Copy all of the material word for word, except for the pictures.

§ Data listing:
■ ■ ■ ■

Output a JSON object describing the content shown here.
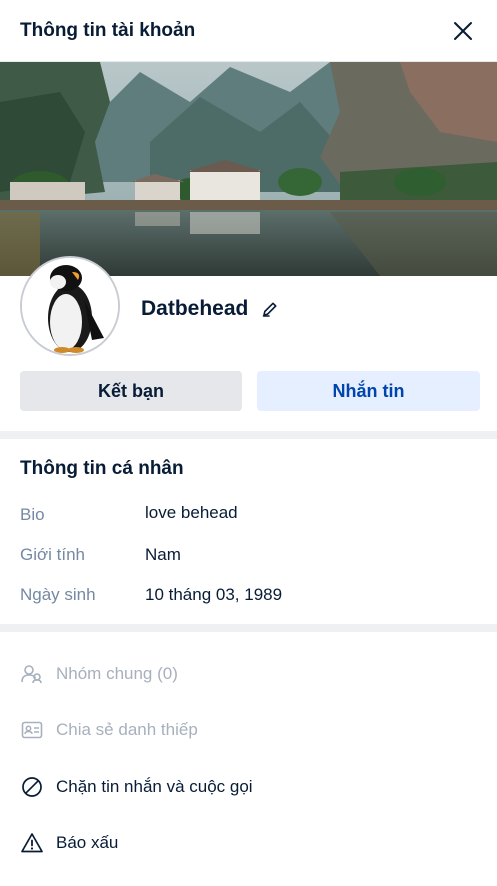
{
  "header": {
    "title": "Thông tin tài khoản",
    "close_icon": "close-icon"
  },
  "profile": {
    "display_name": "Datbehead",
    "edit_icon": "pencil-icon"
  },
  "buttons": {
    "add_friend": "Kết bạn",
    "message": "Nhắn tin"
  },
  "personal_info": {
    "title": "Thông tin cá nhân",
    "rows": [
      {
        "label": "Bio",
        "value": "love behead"
      },
      {
        "label": "Giới tính",
        "value": "Nam"
      },
      {
        "label": "Ngày sinh",
        "value": "10 tháng 03, 1989"
      }
    ]
  },
  "actions": [
    {
      "label": "Nhóm chung (0)",
      "icon": "users-icon",
      "enabled": false
    },
    {
      "label": "Chia sẻ danh thiếp",
      "icon": "contact-card-icon",
      "enabled": false
    },
    {
      "label": "Chặn tin nhắn và cuộc gọi",
      "icon": "block-icon",
      "enabled": true
    },
    {
      "label": "Báo xấu",
      "icon": "warning-icon",
      "enabled": true
    }
  ],
  "colors": {
    "accent": "#0045ad",
    "message_bg": "#e5efff",
    "friend_bg": "#e5e7eb",
    "muted": "#7589a3",
    "disabled": "#a7b0bd"
  }
}
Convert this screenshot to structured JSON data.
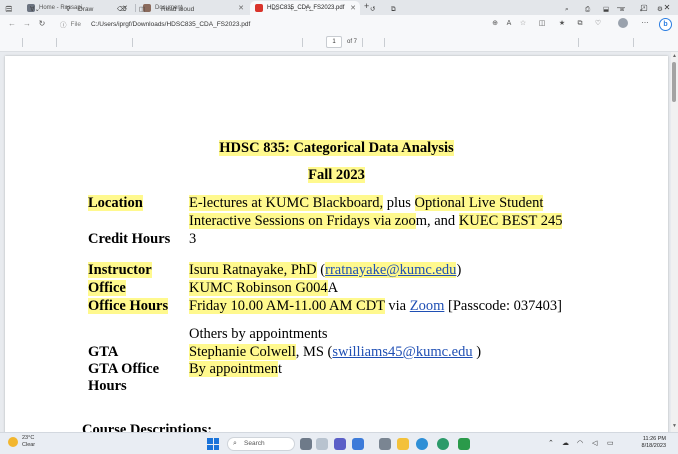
{
  "tabs": [
    {
      "title": "Home - Rossapi"
    },
    {
      "title": "Document"
    },
    {
      "title": "HDSC835_CDA_FS2023.pdf"
    }
  ],
  "address": {
    "file_label": "File",
    "url": "C:/Users/iprgf/Downloads/HDSC835_CDA_FS2023.pdf"
  },
  "pdf_toolbar": {
    "draw_label": "Draw",
    "read_aloud_label": "Read aloud",
    "page_current": "1",
    "page_total": "of 7"
  },
  "document": {
    "title": "HDSC 835: Categorical Data Analysis",
    "term": "Fall 2023",
    "location_label": "Location",
    "location_line1_a": "E-lectures at KUMC Blackboard,",
    "location_line1_b": " plus ",
    "location_line1_c": "Optional Live Student",
    "location_line2_a": "Interactive Sessions on Fridays via zoo",
    "location_line2_b": "m, and ",
    "location_line2_c": "KUEC BEST 245",
    "credit_label": "Credit Hours",
    "credit_value": "3",
    "instructor_label": "Instructor",
    "instructor_name": "Isuru Ratnayake, PhD",
    "instructor_open": " (",
    "instructor_email": "rratnayake@kumc.edu",
    "instructor_close": ")",
    "office_label": "Office",
    "office_value_a": "KUMC Robinson G004",
    "office_value_b": "A",
    "hours_label": "Office Hours",
    "hours_value_a": "Friday 10.00 AM-11.00 AM CDT",
    "hours_value_b": " via ",
    "hours_zoom": "Zoom",
    "hours_passcode": " [Passcode: 037403]",
    "appointments": "Others by appointments",
    "gta_label": "GTA",
    "gta_name": "Stephanie Colwell",
    "gta_mid": ", MS (",
    "gta_email": "swilliams45@kumc.edu",
    "gta_close": " )",
    "gta_office_label": "GTA Office",
    "gta_office_value_a": "By appointmen",
    "gta_office_value_b": "t",
    "gta_hours_label": "Hours",
    "course_desc": "Course Descriptions:"
  },
  "taskbar": {
    "temp": "23°C",
    "weather": "Clear",
    "search_label": "Search",
    "time": "11:26 PM",
    "date": "8/18/2023"
  },
  "colors": {
    "highlight": "#fff98e",
    "link": "#1f4fb4",
    "pdf_tab_icon": "#d9342b"
  }
}
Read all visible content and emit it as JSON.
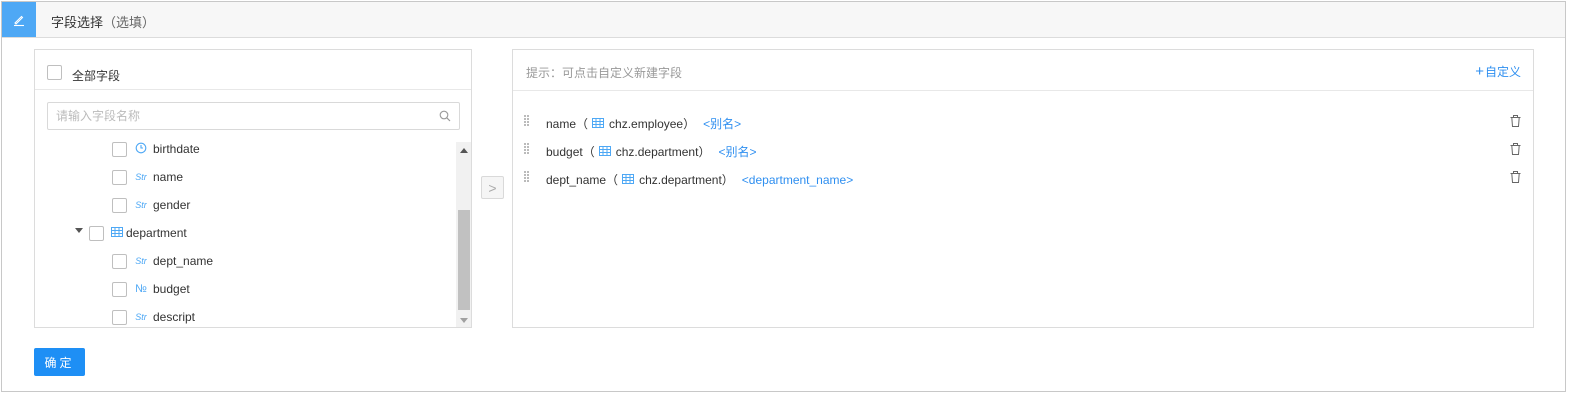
{
  "header": {
    "title": "字段选择",
    "optional": "（选填）"
  },
  "left": {
    "select_all_label": "全部字段",
    "search_placeholder": "请输入字段名称",
    "tree": [
      {
        "label": "birthdate",
        "type_icon": "clock-icon"
      },
      {
        "label": "name",
        "type_icon": "Str"
      },
      {
        "label": "gender",
        "type_icon": "Str"
      },
      {
        "label": "department",
        "type_icon": "table-icon",
        "expanded": true
      },
      {
        "label": "dept_name",
        "type_icon": "Str"
      },
      {
        "label": "budget",
        "type_icon": "№"
      },
      {
        "label": "descript",
        "type_icon": "Str"
      }
    ]
  },
  "transfer_glyph": ">",
  "right": {
    "hint": "提示：可点击自定义新建字段",
    "custom_plus": "+",
    "custom_label": "自定义",
    "selected": [
      {
        "field": "name",
        "open": "（",
        "table": "chz.employee",
        "close": "）",
        "alias": "<别名>"
      },
      {
        "field": "budget",
        "open": "（",
        "table": "chz.department",
        "close": "）",
        "alias": "<别名>"
      },
      {
        "field": "dept_name",
        "open": "（",
        "table": "chz.department",
        "close": "）",
        "alias": "<department_name>"
      }
    ]
  },
  "confirm_label": "确定",
  "colors": {
    "accent": "#1e8ff5",
    "link": "#2f8ff0",
    "header_icon_bg": "#4ea8f5"
  }
}
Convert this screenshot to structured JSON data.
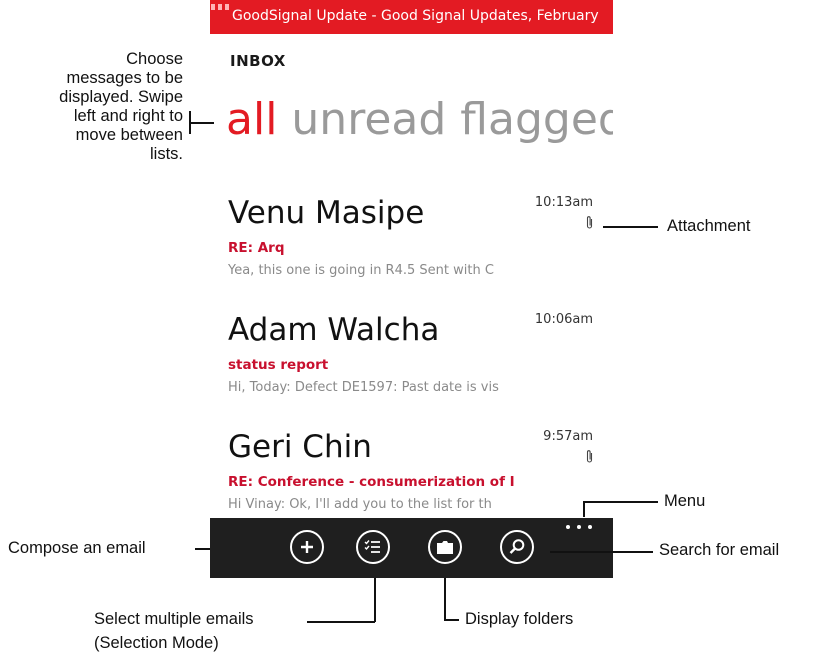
{
  "notification": {
    "text": "GoodSignal Update - Good Signal Updates, February"
  },
  "inbox": {
    "title": "INBOX",
    "pivots": [
      {
        "label": "all",
        "active": true
      },
      {
        "label": "unread",
        "active": false
      },
      {
        "label": "flagged",
        "active": false
      }
    ],
    "messages": [
      {
        "from": "Venu Masipe",
        "time": "10:13am",
        "attachment": true,
        "subject": "RE: Arq",
        "preview": "Yea, this one is going in R4.5 Sent with C"
      },
      {
        "from": "Adam Walcha",
        "time": "10:06am",
        "attachment": false,
        "subject": "status report",
        "preview": "Hi, Today: Defect DE1597: Past date is vis"
      },
      {
        "from": "Geri Chin",
        "time": "9:57am",
        "attachment": true,
        "subject": "RE: Conference - consumerization of I",
        "preview": "Hi Vinay: Ok, I'll add you to the list for th"
      }
    ]
  },
  "appbar": {
    "buttons": [
      {
        "icon": "add-icon"
      },
      {
        "icon": "select-list-icon"
      },
      {
        "icon": "folder-icon"
      },
      {
        "icon": "search-icon"
      }
    ],
    "menu_icon": "ellipsis-icon"
  },
  "callouts": {
    "choose": "Choose messages to be displayed. Swipe left and right to move between lists.",
    "choose_lines": [
      "Choose",
      "messages to be",
      "displayed. Swipe",
      "left and right to",
      "move between",
      "lists."
    ],
    "attachment": "Attachment",
    "menu": "Menu",
    "compose": "Compose an email",
    "search": "Search for email",
    "select_line1": "Select multiple emails",
    "select_line2": "(Selection Mode)",
    "folders": "Display folders"
  },
  "colors": {
    "accent": "#e31b23",
    "subject": "#c8102e",
    "appbar": "#1f1f1f"
  }
}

■ ■ ■ ■

§ FINISHED EXERCISE:
Output a JSON object describing the content shown here.
{
  "header": {
    "title": "Thông tin tài khoản",
    "close_icon": "close-icon"
  },
  "profile": {
    "display_name": "Datbehead",
    "edit_icon": "pencil-icon"
  },
  "buttons": {
    "add_friend": "Kết bạn",
    "message": "Nhắn tin"
  },
  "personal_info": {
    "title": "Thông tin cá nhân",
    "rows": [
      {
        "label": "Bio",
        "value": "love behead"
      },
      {
        "label": "Giới tính",
        "value": "Nam"
      },
      {
        "label": "Ngày sinh",
        "value": "10 tháng 03, 1989"
      }
    ]
  },
  "actions": [
    {
      "label": "Nhóm chung (0)",
      "icon": "users-icon",
      "enabled": false
    },
    {
      "label": "Chia sẻ danh thiếp",
      "icon": "contact-card-icon",
      "enabled": false
    },
    {
      "label": "Chặn tin nhắn và cuộc gọi",
      "icon": "block-icon",
      "enabled": true
    },
    {
      "label": "Báo xấu",
      "icon": "warning-icon",
      "enabled": true
    }
  ],
  "colors": {
    "accent": "#0045ad",
    "message_bg": "#e5efff",
    "friend_bg": "#e5e7eb",
    "muted": "#7589a3",
    "disabled": "#a7b0bd"
  }
}
Convert this screenshot to structured JSON data.
{
  "tabs": [
    {
      "title": "Home - Rossapi"
    },
    {
      "title": "Document"
    },
    {
      "title": "HDSC835_CDA_FS2023.pdf"
    }
  ],
  "address": {
    "file_label": "File",
    "url": "C:/Users/iprgf/Downloads/HDSC835_CDA_FS2023.pdf"
  },
  "pdf_toolbar": {
    "draw_label": "Draw",
    "read_aloud_label": "Read aloud",
    "page_current": "1",
    "page_total": "of 7"
  },
  "document": {
    "title": "HDSC 835: Categorical Data Analysis",
    "term": "Fall 2023",
    "location_label": "Location",
    "location_line1_a": "E-lectures at KUMC Blackboard,",
    "location_line1_b": " plus ",
    "location_line1_c": "Optional Live Student",
    "location_line2_a": "Interactive Sessions on Fridays via zoo",
    "location_line2_b": "m, and ",
    "location_line2_c": "KUEC BEST 245",
    "credit_label": "Credit Hours",
    "credit_value": "3",
    "instructor_label": "Instructor",
    "instructor_name": "Isuru Ratnayake, PhD",
    "instructor_open": " (",
    "instructor_email": "rratnayake@kumc.edu",
    "instructor_close": ")",
    "office_label": "Office",
    "office_value_a": "KUMC Robinson G004",
    "office_value_b": "A",
    "hours_label": "Office Hours",
    "hours_value_a": "Friday 10.00 AM-11.00 AM CDT",
    "hours_value_b": " via ",
    "hours_zoom": "Zoom",
    "hours_passcode": " [Passcode: 037403]",
    "appointments": "Others by appointments",
    "gta_label": "GTA",
    "gta_name": "Stephanie Colwell",
    "gta_mid": ", MS (",
    "gta_email": "swilliams45@kumc.edu",
    "gta_close": " )",
    "gta_office_label": "GTA Office",
    "gta_office_value_a": "By appointmen",
    "gta_office_value_b": "t",
    "gta_hours_label": "Hours",
    "course_desc": "Course Descriptions:"
  },
  "taskbar": {
    "temp": "23°C",
    "weather": "Clear",
    "search_label": "Search",
    "time": "11:26 PM",
    "date": "8/18/2023"
  },
  "colors": {
    "highlight": "#fff98e",
    "link": "#1f4fb4",
    "pdf_tab_icon": "#d9342b"
  }
}
Read all visible content and emit it as JSON.
{
  "header": {
    "title": "字段选择",
    "optional": "（选填）"
  },
  "left": {
    "select_all_label": "全部字段",
    "search_placeholder": "请输入字段名称",
    "tree": [
      {
        "label": "birthdate",
        "type_icon": "clock-icon"
      },
      {
        "label": "name",
        "type_icon": "Str"
      },
      {
        "label": "gender",
        "type_icon": "Str"
      },
      {
        "label": "department",
        "type_icon": "table-icon",
        "expanded": true
      },
      {
        "label": "dept_name",
        "type_icon": "Str"
      },
      {
        "label": "budget",
        "type_icon": "№"
      },
      {
        "label": "descript",
        "type_icon": "Str"
      }
    ]
  },
  "transfer_glyph": ">",
  "right": {
    "hint": "提示：可点击自定义新建字段",
    "custom_plus": "+",
    "custom_label": "自定义",
    "selected": [
      {
        "field": "name",
        "open": "（",
        "table": "chz.employee",
        "close": "）",
        "alias": "<别名>"
      },
      {
        "field": "budget",
        "open": "（",
        "table": "chz.department",
        "close": "）",
        "alias": "<别名>"
      },
      {
        "field": "dept_name",
        "open": "（",
        "table": "chz.department",
        "close": "）",
        "alias": "<department_name>"
      }
    ]
  },
  "confirm_label": "确定",
  "colors": {
    "accent": "#1e8ff5",
    "link": "#2f8ff0",
    "header_icon_bg": "#4ea8f5"
  }
}
Convert this screenshot to structured JSON data.
{
  "notification": {
    "text": "GoodSignal Update - Good Signal Updates, February"
  },
  "inbox": {
    "title": "INBOX",
    "pivots": [
      {
        "label": "all",
        "active": true
      },
      {
        "label": "unread",
        "active": false
      },
      {
        "label": "flagged",
        "active": false
      }
    ],
    "messages": [
      {
        "from": "Venu Masipe",
        "time": "10:13am",
        "attachment": true,
        "subject": "RE: Arq",
        "preview": "Yea, this one is going in R4.5 Sent with C"
      },
      {
        "from": "Adam Walcha",
        "time": "10:06am",
        "attachment": false,
        "subject": "status report",
        "preview": "Hi, Today: Defect DE1597: Past date is vis"
      },
      {
        "from": "Geri Chin",
        "time": "9:57am",
        "attachment": true,
        "subject": "RE: Conference - consumerization of I",
        "preview": "Hi Vinay: Ok, I'll add you to the list for th"
      }
    ]
  },
  "appbar": {
    "buttons": [
      {
        "icon": "add-icon"
      },
      {
        "icon": "select-list-icon"
      },
      {
        "icon": "folder-icon"
      },
      {
        "icon": "search-icon"
      }
    ],
    "menu_icon": "ellipsis-icon"
  },
  "callouts": {
    "choose": "Choose messages to be displayed. Swipe left and right to move between lists.",
    "choose_lines": [
      "Choose",
      "messages to be",
      "displayed. Swipe",
      "left and right to",
      "move between",
      "lists."
    ],
    "attachment": "Attachment",
    "menu": "Menu",
    "compose": "Compose an email",
    "search": "Search for email",
    "select_line1": "Select multiple emails",
    "select_line2": "(Selection Mode)",
    "folders": "Display folders"
  },
  "colors": {
    "accent": "#e31b23",
    "subject": "#c8102e",
    "appbar": "#1f1f1f"
  }
}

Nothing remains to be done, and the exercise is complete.